Task goal =
Send each entry back exactly as given, pictures excluded.

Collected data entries
## Begin

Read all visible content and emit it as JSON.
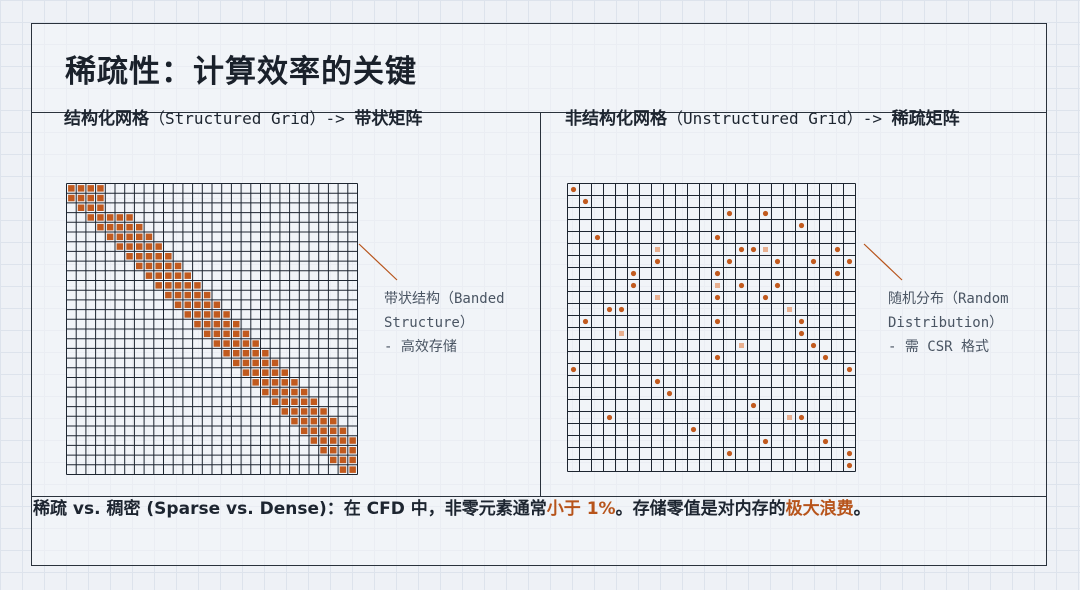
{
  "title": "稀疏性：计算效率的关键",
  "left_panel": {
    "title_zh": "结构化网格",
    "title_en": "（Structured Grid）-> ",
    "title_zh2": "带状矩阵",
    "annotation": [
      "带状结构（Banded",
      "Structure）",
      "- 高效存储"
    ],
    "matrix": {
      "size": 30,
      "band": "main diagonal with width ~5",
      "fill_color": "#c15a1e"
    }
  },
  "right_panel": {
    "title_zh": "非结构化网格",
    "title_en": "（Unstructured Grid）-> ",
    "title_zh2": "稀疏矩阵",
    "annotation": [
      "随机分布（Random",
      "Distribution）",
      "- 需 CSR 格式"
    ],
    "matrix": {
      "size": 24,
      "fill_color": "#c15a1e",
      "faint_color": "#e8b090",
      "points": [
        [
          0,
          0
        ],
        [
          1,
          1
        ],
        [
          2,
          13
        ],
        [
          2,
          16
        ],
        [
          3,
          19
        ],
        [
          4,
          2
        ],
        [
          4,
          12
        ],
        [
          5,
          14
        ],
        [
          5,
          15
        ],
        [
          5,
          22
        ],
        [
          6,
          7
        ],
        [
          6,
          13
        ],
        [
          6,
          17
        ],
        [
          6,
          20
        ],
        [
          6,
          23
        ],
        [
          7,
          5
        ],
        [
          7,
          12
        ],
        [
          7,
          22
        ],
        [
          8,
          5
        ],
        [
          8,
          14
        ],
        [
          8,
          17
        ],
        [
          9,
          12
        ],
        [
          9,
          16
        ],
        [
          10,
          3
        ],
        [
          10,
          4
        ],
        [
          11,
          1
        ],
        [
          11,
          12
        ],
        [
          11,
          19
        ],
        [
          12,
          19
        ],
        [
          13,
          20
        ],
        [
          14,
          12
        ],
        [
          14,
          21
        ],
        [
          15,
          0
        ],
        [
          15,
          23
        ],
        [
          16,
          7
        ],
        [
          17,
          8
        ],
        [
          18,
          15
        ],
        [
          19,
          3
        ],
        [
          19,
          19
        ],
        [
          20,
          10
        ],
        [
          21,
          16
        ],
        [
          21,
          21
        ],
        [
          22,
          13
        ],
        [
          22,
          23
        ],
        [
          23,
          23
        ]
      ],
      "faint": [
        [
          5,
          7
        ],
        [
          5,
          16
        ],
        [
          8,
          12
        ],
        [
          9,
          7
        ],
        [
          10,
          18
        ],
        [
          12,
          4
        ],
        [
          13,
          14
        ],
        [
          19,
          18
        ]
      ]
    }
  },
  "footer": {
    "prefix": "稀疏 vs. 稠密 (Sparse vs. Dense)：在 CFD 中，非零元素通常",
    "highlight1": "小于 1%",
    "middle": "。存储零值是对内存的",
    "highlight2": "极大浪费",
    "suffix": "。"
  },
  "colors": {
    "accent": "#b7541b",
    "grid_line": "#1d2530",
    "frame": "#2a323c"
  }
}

## End

Completed exercise =
Read all visible content and emit it as JSON.
{
  "title": "稀疏性：计算效率的关键",
  "left_panel": {
    "title_zh": "结构化网格",
    "title_en": "（Structured Grid）-> ",
    "title_zh2": "带状矩阵",
    "annotation": [
      "带状结构（Banded",
      "Structure）",
      "- 高效存储"
    ],
    "matrix": {
      "size": 30,
      "band": "main diagonal with width ~5",
      "fill_color": "#c15a1e"
    }
  },
  "right_panel": {
    "title_zh": "非结构化网格",
    "title_en": "（Unstructured Grid）-> ",
    "title_zh2": "稀疏矩阵",
    "annotation": [
      "随机分布（Random",
      "Distribution）",
      "- 需 CSR 格式"
    ],
    "matrix": {
      "size": 24,
      "fill_color": "#c15a1e",
      "faint_color": "#e8b090",
      "points": [
        [
          0,
          0
        ],
        [
          1,
          1
        ],
        [
          2,
          13
        ],
        [
          2,
          16
        ],
        [
          3,
          19
        ],
        [
          4,
          2
        ],
        [
          4,
          12
        ],
        [
          5,
          14
        ],
        [
          5,
          15
        ],
        [
          5,
          22
        ],
        [
          6,
          7
        ],
        [
          6,
          13
        ],
        [
          6,
          17
        ],
        [
          6,
          20
        ],
        [
          6,
          23
        ],
        [
          7,
          5
        ],
        [
          7,
          12
        ],
        [
          7,
          22
        ],
        [
          8,
          5
        ],
        [
          8,
          14
        ],
        [
          8,
          17
        ],
        [
          9,
          12
        ],
        [
          9,
          16
        ],
        [
          10,
          3
        ],
        [
          10,
          4
        ],
        [
          11,
          1
        ],
        [
          11,
          12
        ],
        [
          11,
          19
        ],
        [
          12,
          19
        ],
        [
          13,
          20
        ],
        [
          14,
          12
        ],
        [
          14,
          21
        ],
        [
          15,
          0
        ],
        [
          15,
          23
        ],
        [
          16,
          7
        ],
        [
          17,
          8
        ],
        [
          18,
          15
        ],
        [
          19,
          3
        ],
        [
          19,
          19
        ],
        [
          20,
          10
        ],
        [
          21,
          16
        ],
        [
          21,
          21
        ],
        [
          22,
          13
        ],
        [
          22,
          23
        ],
        [
          23,
          23
        ]
      ],
      "faint": [
        [
          5,
          7
        ],
        [
          5,
          16
        ],
        [
          8,
          12
        ],
        [
          9,
          7
        ],
        [
          10,
          18
        ],
        [
          12,
          4
        ],
        [
          13,
          14
        ],
        [
          19,
          18
        ]
      ]
    }
  },
  "footer": {
    "prefix": "稀疏 vs. 稠密 (Sparse vs. Dense)：在 CFD 中，非零元素通常",
    "highlight1": "小于 1%",
    "middle": "。存储零值是对内存的",
    "highlight2": "极大浪费",
    "suffix": "。"
  },
  "colors": {
    "accent": "#b7541b",
    "grid_line": "#1d2530",
    "frame": "#2a323c"
  }
}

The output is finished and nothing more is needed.